◆ **Direction**: Your task is to copy every record exactly.

======== Records for this task

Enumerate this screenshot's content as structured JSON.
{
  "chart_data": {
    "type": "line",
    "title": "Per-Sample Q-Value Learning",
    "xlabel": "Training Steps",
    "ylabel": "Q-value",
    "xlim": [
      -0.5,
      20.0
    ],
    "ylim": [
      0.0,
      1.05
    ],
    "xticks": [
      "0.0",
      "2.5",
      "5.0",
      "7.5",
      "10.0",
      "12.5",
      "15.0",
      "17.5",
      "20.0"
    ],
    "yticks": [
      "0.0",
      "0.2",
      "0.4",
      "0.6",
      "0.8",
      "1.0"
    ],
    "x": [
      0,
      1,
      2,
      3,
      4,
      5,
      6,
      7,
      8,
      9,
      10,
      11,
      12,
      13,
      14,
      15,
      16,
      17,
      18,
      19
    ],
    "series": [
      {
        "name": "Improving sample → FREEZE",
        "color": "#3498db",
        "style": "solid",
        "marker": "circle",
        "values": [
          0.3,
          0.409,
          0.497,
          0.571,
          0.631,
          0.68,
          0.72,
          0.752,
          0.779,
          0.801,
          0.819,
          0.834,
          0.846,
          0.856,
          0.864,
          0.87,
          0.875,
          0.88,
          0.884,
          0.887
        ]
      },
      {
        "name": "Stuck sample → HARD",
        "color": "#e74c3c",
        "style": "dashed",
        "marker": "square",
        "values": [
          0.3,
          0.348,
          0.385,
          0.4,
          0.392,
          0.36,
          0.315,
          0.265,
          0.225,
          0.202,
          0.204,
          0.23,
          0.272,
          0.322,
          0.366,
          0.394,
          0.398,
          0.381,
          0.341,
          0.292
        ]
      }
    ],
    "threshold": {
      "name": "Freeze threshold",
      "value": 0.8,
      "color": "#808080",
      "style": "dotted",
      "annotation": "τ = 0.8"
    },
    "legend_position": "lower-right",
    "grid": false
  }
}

================

◆ **Result of the task**:
Enumerate this screenshot's content as structured JSON.
{
  "chart_data": {
    "type": "line",
    "title": "Per-Sample Q-Value Learning",
    "xlabel": "Training Steps",
    "ylabel": "Q-value",
    "xlim": [
      -0.5,
      20.0
    ],
    "ylim": [
      0.0,
      1.05
    ],
    "xticks": [
      "0.0",
      "2.5",
      "5.0",
      "7.5",
      "10.0",
      "12.5",
      "15.0",
      "17.5",
      "20.0"
    ],
    "yticks": [
      "0.0",
      "0.2",
      "0.4",
      "0.6",
      "0.8",
      "1.0"
    ],
    "x": [
      0,
      1,
      2,
      3,
      4,
      5,
      6,
      7,
      8,
      9,
      10,
      11,
      12,
      13,
      14,
      15,
      16,
      17,
      18,
      19
    ],
    "series": [
      {
        "name": "Improving sample → FREEZE",
        "color": "#3498db",
        "style": "solid",
        "marker": "circle",
        "values": [
          0.3,
          0.409,
          0.497,
          0.571,
          0.631,
          0.68,
          0.72,
          0.752,
          0.779,
          0.801,
          0.819,
          0.834,
          0.846,
          0.856,
          0.864,
          0.87,
          0.875,
          0.88,
          0.884,
          0.887
        ]
      },
      {
        "name": "Stuck sample → HARD",
        "color": "#e74c3c",
        "style": "dashed",
        "marker": "square",
        "values": [
          0.3,
          0.348,
          0.385,
          0.4,
          0.392,
          0.36,
          0.315,
          0.265,
          0.225,
          0.202,
          0.204,
          0.23,
          0.272,
          0.322,
          0.366,
          0.394,
          0.398,
          0.381,
          0.341,
          0.292
        ]
      }
    ],
    "threshold": {
      "name": "Freeze threshold",
      "value": 0.8,
      "color": "#808080",
      "style": "dotted",
      "annotation": "τ = 0.8"
    },
    "legend_position": "lower-right",
    "grid": false
  }
}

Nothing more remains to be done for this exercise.